[Provided entries start]

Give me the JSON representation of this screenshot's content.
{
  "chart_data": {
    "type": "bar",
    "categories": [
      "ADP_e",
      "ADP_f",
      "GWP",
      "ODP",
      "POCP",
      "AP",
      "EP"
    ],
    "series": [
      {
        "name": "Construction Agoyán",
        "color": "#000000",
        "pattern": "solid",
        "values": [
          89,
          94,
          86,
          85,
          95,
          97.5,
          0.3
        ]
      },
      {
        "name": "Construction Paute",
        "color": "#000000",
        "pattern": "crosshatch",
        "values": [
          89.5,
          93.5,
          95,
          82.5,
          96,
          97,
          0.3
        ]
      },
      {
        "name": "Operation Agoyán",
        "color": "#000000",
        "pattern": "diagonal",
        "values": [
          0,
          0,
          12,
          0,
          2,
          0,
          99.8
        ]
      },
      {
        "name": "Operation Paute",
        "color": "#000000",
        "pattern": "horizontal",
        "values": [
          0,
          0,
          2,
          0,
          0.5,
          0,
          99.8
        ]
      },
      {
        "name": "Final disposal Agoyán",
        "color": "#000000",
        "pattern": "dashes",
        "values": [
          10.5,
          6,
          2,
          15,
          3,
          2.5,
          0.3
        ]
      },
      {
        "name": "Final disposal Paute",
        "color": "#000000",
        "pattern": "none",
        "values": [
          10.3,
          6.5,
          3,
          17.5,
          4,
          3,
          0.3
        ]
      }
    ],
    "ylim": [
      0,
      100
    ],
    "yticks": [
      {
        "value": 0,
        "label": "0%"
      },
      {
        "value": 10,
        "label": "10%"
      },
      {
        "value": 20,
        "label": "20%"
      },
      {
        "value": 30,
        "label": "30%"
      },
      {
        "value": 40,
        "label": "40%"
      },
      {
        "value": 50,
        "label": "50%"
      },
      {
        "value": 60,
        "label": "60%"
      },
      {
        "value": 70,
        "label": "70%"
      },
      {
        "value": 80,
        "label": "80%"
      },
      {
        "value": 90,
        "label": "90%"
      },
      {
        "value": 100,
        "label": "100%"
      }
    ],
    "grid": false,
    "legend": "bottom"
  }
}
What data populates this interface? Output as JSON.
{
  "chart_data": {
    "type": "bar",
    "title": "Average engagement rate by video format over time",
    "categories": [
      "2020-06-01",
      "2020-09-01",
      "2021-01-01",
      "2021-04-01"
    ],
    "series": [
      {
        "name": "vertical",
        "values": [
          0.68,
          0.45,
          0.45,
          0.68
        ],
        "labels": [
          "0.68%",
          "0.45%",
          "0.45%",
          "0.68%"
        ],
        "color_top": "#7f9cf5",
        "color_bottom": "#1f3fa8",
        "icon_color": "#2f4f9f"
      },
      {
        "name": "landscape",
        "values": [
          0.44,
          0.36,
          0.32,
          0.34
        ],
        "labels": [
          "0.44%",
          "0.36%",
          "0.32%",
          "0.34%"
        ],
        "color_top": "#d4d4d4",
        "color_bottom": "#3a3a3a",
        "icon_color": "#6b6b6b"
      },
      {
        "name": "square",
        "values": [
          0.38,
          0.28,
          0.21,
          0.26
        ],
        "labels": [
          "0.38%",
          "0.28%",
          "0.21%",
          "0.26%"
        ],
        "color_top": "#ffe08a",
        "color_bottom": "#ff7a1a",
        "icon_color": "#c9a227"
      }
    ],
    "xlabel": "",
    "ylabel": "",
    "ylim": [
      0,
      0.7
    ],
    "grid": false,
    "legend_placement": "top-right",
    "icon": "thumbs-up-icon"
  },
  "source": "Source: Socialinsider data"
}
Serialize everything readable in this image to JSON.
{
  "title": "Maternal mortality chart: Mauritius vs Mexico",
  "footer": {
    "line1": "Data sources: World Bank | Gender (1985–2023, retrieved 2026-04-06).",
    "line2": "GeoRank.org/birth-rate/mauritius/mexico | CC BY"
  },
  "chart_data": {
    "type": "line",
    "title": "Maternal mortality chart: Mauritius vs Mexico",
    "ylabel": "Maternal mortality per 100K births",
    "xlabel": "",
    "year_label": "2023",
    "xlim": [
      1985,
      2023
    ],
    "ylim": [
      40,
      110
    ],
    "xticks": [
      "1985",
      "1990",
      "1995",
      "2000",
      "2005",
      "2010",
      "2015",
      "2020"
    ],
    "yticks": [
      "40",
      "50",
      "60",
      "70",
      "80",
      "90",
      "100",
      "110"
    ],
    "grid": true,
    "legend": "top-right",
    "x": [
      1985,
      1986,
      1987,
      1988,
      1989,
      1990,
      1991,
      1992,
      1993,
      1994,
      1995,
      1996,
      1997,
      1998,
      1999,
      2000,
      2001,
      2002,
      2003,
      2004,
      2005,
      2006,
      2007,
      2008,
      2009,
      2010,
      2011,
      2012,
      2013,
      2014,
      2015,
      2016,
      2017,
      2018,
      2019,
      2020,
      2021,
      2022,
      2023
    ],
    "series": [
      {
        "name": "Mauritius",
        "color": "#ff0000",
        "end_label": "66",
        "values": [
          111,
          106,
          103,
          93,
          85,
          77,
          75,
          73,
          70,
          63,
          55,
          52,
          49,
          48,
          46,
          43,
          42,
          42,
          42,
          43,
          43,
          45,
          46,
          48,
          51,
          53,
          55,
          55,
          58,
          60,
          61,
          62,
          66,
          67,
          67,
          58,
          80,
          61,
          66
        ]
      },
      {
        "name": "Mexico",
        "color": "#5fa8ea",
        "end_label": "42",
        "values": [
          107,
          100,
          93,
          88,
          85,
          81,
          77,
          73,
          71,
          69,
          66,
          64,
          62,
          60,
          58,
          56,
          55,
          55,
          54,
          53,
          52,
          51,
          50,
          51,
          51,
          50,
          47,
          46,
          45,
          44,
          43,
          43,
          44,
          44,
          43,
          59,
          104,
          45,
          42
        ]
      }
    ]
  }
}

[Provided entries end]

What the task requires:
Pick out the lines above containing the word "mortality", then copy them.

Response to this task:
  "title": "Maternal mortality chart: Mauritius vs Mexico",
    "title": "Maternal mortality chart: Mauritius vs Mexico",
    "ylabel": "Maternal mortality per 100K births",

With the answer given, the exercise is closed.